GIVEN REQUEST:
Please write out the material below exactly as given.

ENTRIES PROVIDED:
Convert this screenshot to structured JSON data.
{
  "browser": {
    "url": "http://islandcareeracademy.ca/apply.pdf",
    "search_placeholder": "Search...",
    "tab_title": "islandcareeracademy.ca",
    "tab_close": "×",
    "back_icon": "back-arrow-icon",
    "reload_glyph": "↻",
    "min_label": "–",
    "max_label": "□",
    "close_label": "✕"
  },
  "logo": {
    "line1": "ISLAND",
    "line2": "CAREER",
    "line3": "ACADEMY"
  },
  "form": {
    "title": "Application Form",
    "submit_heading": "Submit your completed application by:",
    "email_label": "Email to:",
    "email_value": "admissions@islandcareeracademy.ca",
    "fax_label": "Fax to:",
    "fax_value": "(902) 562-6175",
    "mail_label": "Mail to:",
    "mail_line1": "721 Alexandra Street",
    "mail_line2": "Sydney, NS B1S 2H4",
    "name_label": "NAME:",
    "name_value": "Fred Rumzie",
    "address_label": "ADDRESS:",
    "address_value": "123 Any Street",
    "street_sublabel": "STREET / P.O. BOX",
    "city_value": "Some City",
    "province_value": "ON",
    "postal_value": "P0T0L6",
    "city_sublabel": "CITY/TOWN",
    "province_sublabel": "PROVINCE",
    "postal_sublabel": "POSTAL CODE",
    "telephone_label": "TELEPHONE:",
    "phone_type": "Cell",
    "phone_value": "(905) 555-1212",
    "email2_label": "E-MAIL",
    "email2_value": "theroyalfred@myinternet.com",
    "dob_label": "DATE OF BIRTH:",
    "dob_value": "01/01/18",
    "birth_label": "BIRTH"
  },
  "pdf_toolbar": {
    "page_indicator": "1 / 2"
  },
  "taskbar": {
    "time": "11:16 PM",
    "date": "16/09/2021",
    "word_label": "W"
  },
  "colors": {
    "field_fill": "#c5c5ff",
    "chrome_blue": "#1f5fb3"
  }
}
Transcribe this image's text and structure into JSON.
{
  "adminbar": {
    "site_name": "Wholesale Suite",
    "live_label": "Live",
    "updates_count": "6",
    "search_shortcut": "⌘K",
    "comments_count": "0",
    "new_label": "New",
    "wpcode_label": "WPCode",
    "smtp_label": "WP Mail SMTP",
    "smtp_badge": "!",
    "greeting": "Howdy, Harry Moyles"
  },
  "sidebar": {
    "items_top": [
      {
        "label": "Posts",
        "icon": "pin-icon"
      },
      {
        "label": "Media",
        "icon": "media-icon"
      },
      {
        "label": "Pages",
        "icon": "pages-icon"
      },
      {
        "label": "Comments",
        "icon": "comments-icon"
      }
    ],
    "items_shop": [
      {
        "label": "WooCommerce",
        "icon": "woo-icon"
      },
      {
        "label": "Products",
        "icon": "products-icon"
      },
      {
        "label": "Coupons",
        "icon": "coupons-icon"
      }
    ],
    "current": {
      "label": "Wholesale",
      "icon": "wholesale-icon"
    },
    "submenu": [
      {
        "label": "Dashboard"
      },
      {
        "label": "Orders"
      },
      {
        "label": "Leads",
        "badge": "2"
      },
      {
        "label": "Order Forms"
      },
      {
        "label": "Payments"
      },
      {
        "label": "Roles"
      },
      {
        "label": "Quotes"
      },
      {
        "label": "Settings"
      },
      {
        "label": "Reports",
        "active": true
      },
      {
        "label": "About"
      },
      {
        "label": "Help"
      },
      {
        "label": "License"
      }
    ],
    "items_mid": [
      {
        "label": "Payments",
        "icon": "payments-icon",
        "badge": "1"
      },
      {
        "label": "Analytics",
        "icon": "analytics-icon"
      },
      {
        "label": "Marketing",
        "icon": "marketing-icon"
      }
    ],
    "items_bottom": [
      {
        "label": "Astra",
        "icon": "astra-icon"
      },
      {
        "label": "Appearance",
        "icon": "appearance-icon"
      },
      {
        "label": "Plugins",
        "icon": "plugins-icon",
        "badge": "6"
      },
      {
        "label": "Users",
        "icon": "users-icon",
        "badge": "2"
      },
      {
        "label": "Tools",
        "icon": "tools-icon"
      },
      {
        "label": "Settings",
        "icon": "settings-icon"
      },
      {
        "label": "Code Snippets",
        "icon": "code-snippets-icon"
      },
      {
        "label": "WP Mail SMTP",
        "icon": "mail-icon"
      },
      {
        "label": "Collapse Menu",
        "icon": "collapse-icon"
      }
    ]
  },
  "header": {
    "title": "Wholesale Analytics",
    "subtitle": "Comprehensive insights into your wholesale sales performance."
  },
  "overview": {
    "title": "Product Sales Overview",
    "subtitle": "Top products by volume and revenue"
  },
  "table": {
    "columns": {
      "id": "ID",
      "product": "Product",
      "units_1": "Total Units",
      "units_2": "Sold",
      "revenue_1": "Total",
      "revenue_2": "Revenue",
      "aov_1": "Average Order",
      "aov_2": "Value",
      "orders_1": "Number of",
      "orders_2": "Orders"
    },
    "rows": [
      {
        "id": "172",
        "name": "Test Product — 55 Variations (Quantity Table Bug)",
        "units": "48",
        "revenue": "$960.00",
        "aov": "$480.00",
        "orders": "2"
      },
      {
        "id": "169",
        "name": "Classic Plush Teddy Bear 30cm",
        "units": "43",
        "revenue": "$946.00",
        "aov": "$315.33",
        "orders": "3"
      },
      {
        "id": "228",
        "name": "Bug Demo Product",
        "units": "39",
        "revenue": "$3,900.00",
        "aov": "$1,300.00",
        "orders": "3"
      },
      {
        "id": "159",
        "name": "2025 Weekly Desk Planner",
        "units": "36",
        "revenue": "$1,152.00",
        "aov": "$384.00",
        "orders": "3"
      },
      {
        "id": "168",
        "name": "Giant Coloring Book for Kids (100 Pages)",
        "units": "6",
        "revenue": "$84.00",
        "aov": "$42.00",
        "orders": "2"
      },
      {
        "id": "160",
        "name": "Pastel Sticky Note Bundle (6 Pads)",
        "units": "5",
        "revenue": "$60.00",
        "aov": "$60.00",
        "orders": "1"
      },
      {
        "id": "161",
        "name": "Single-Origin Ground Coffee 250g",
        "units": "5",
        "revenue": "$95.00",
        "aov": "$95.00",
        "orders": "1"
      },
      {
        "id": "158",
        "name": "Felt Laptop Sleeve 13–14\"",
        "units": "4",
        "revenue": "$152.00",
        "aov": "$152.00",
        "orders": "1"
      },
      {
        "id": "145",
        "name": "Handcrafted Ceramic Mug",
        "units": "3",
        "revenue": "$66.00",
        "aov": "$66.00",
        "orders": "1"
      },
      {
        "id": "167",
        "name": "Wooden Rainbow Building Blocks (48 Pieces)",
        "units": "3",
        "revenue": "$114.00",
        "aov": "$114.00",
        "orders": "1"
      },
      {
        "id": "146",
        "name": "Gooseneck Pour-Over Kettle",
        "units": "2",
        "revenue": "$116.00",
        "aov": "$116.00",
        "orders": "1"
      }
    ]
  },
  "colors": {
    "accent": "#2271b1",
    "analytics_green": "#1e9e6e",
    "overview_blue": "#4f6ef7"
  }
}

RESULT FOR THIS TASK:
Convert this screenshot to structured JSON data.
{
  "browser": {
    "url": "http://islandcareeracademy.ca/apply.pdf",
    "search_placeholder": "Search...",
    "tab_title": "islandcareeracademy.ca",
    "tab_close": "×",
    "back_icon": "back-arrow-icon",
    "reload_glyph": "↻",
    "min_label": "–",
    "max_label": "□",
    "close_label": "✕"
  },
  "logo": {
    "line1": "ISLAND",
    "line2": "CAREER",
    "line3": "ACADEMY"
  },
  "form": {
    "title": "Application Form",
    "submit_heading": "Submit your completed application by:",
    "email_label": "Email to:",
    "email_value": "admissions@islandcareeracademy.ca",
    "fax_label": "Fax to:",
    "fax_value": "(902) 562-6175",
    "mail_label": "Mail to:",
    "mail_line1": "721 Alexandra Street",
    "mail_line2": "Sydney, NS B1S 2H4",
    "name_label": "NAME:",
    "name_value": "Fred Rumzie",
    "address_label": "ADDRESS:",
    "address_value": "123 Any Street",
    "street_sublabel": "STREET / P.O. BOX",
    "city_value": "Some City",
    "province_value": "ON",
    "postal_value": "P0T0L6",
    "city_sublabel": "CITY/TOWN",
    "province_sublabel": "PROVINCE",
    "postal_sublabel": "POSTAL CODE",
    "telephone_label": "TELEPHONE:",
    "phone_type": "Cell",
    "phone_value": "(905) 555-1212",
    "email2_label": "E-MAIL",
    "email2_value": "theroyalfred@myinternet.com",
    "dob_label": "DATE OF BIRTH:",
    "dob_value": "01/01/18",
    "birth_label": "BIRTH"
  },
  "pdf_toolbar": {
    "page_indicator": "1 / 2"
  },
  "taskbar": {
    "time": "11:16 PM",
    "date": "16/09/2021",
    "word_label": "W"
  },
  "colors": {
    "field_fill": "#c5c5ff",
    "chrome_blue": "#1f5fb3"
  }
}
Transcribe this image's text and structure into JSON.
{
  "adminbar": {
    "site_name": "Wholesale Suite",
    "live_label": "Live",
    "updates_count": "6",
    "search_shortcut": "⌘K",
    "comments_count": "0",
    "new_label": "New",
    "wpcode_label": "WPCode",
    "smtp_label": "WP Mail SMTP",
    "smtp_badge": "!",
    "greeting": "Howdy, Harry Moyles"
  },
  "sidebar": {
    "items_top": [
      {
        "label": "Posts",
        "icon": "pin-icon"
      },
      {
        "label": "Media",
        "icon": "media-icon"
      },
      {
        "label": "Pages",
        "icon": "pages-icon"
      },
      {
        "label": "Comments",
        "icon": "comments-icon"
      }
    ],
    "items_shop": [
      {
        "label": "WooCommerce",
        "icon": "woo-icon"
      },
      {
        "label": "Products",
        "icon": "products-icon"
      },
      {
        "label": "Coupons",
        "icon": "coupons-icon"
      }
    ],
    "current": {
      "label": "Wholesale",
      "icon": "wholesale-icon"
    },
    "submenu": [
      {
        "label": "Dashboard"
      },
      {
        "label": "Orders"
      },
      {
        "label": "Leads",
        "badge": "2"
      },
      {
        "label": "Order Forms"
      },
      {
        "label": "Payments"
      },
      {
        "label": "Roles"
      },
      {
        "label": "Quotes"
      },
      {
        "label": "Settings"
      },
      {
        "label": "Reports",
        "active": true
      },
      {
        "label": "About"
      },
      {
        "label": "Help"
      },
      {
        "label": "License"
      }
    ],
    "items_mid": [
      {
        "label": "Payments",
        "icon": "payments-icon",
        "badge": "1"
      },
      {
        "label": "Analytics",
        "icon": "analytics-icon"
      },
      {
        "label": "Marketing",
        "icon": "marketing-icon"
      }
    ],
    "items_bottom": [
      {
        "label": "Astra",
        "icon": "astra-icon"
      },
      {
        "label": "Appearance",
        "icon": "appearance-icon"
      },
      {
        "label": "Plugins",
        "icon": "plugins-icon",
        "badge": "6"
      },
      {
        "label": "Users",
        "icon": "users-icon",
        "badge": "2"
      },
      {
        "label": "Tools",
        "icon": "tools-icon"
      },
      {
        "label": "Settings",
        "icon": "settings-icon"
      },
      {
        "label": "Code Snippets",
        "icon": "code-snippets-icon"
      },
      {
        "label": "WP Mail SMTP",
        "icon": "mail-icon"
      },
      {
        "label": "Collapse Menu",
        "icon": "collapse-icon"
      }
    ]
  },
  "header": {
    "title": "Wholesale Analytics",
    "subtitle": "Comprehensive insights into your wholesale sales performance."
  },
  "overview": {
    "title": "Product Sales Overview",
    "subtitle": "Top products by volume and revenue"
  },
  "table": {
    "columns": {
      "id": "ID",
      "product": "Product",
      "units_1": "Total Units",
      "units_2": "Sold",
      "revenue_1": "Total",
      "revenue_2": "Revenue",
      "aov_1": "Average Order",
      "aov_2": "Value",
      "orders_1": "Number of",
      "orders_2": "Orders"
    },
    "rows": [
      {
        "id": "172",
        "name": "Test Product — 55 Variations (Quantity Table Bug)",
        "units": "48",
        "revenue": "$960.00",
        "aov": "$480.00",
        "orders": "2"
      },
      {
        "id": "169",
        "name": "Classic Plush Teddy Bear 30cm",
        "units": "43",
        "revenue": "$946.00",
        "aov": "$315.33",
        "orders": "3"
      },
      {
        "id": "228",
        "name": "Bug Demo Product",
        "units": "39",
        "revenue": "$3,900.00",
        "aov": "$1,300.00",
        "orders": "3"
      },
      {
        "id": "159",
        "name": "2025 Weekly Desk Planner",
        "units": "36",
        "revenue": "$1,152.00",
        "aov": "$384.00",
        "orders": "3"
      },
      {
        "id": "168",
        "name": "Giant Coloring Book for Kids (100 Pages)",
        "units": "6",
        "revenue": "$84.00",
        "aov": "$42.00",
        "orders": "2"
      },
      {
        "id": "160",
        "name": "Pastel Sticky Note Bundle (6 Pads)",
        "units": "5",
        "revenue": "$60.00",
        "aov": "$60.00",
        "orders": "1"
      },
      {
        "id": "161",
        "name": "Single-Origin Ground Coffee 250g",
        "units": "5",
        "revenue": "$95.00",
        "aov": "$95.00",
        "orders": "1"
      },
      {
        "id": "158",
        "name": "Felt Laptop Sleeve 13–14\"",
        "units": "4",
        "revenue": "$152.00",
        "aov": "$152.00",
        "orders": "1"
      },
      {
        "id": "145",
        "name": "Handcrafted Ceramic Mug",
        "units": "3",
        "revenue": "$66.00",
        "aov": "$66.00",
        "orders": "1"
      },
      {
        "id": "167",
        "name": "Wooden Rainbow Building Blocks (48 Pieces)",
        "units": "3",
        "revenue": "$114.00",
        "aov": "$114.00",
        "orders": "1"
      },
      {
        "id": "146",
        "name": "Gooseneck Pour-Over Kettle",
        "units": "2",
        "revenue": "$116.00",
        "aov": "$116.00",
        "orders": "1"
      }
    ]
  },
  "colors": {
    "accent": "#2271b1",
    "analytics_green": "#1e9e6e",
    "overview_blue": "#4f6ef7"
  }
}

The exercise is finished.